**EXERCISE:** Wherever the word "icon" shows up in a line, please copy that line.
━━━━
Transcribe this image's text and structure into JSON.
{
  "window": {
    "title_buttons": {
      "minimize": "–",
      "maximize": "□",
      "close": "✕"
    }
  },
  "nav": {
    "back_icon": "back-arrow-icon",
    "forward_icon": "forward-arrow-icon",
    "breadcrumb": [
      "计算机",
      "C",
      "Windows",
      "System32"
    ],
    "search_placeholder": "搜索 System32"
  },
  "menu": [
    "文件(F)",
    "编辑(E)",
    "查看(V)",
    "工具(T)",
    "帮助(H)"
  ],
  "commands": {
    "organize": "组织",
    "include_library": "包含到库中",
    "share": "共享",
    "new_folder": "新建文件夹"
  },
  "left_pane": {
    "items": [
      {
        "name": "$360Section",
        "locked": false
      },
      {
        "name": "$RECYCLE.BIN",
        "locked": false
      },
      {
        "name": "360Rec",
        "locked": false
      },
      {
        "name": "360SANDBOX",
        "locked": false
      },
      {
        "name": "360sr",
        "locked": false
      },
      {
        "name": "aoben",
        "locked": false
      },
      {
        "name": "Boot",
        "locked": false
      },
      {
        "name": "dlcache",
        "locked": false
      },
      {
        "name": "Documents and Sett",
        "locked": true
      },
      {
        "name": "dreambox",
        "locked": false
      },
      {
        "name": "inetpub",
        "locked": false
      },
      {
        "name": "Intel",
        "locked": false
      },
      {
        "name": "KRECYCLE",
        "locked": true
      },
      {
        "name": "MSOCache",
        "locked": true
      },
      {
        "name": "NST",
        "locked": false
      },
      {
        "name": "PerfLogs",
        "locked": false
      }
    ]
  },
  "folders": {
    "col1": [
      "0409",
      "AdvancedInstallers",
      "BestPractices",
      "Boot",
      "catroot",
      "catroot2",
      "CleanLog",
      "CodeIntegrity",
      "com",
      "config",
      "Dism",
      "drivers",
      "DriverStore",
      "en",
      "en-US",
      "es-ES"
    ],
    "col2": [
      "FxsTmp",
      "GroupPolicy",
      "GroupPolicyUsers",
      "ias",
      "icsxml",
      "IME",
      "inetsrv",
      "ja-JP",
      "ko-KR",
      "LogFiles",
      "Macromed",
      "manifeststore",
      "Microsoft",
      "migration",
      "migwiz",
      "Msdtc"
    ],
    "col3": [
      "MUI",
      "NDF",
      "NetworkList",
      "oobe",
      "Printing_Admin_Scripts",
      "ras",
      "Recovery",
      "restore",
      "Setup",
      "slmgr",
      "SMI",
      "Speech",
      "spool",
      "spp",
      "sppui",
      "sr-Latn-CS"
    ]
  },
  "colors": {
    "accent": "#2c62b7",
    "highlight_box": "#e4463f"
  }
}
━━━━
**FINISHED ANSWER:**
    "back_icon": "back-arrow-icon",
    "forward_icon": "forward-arrow-icon",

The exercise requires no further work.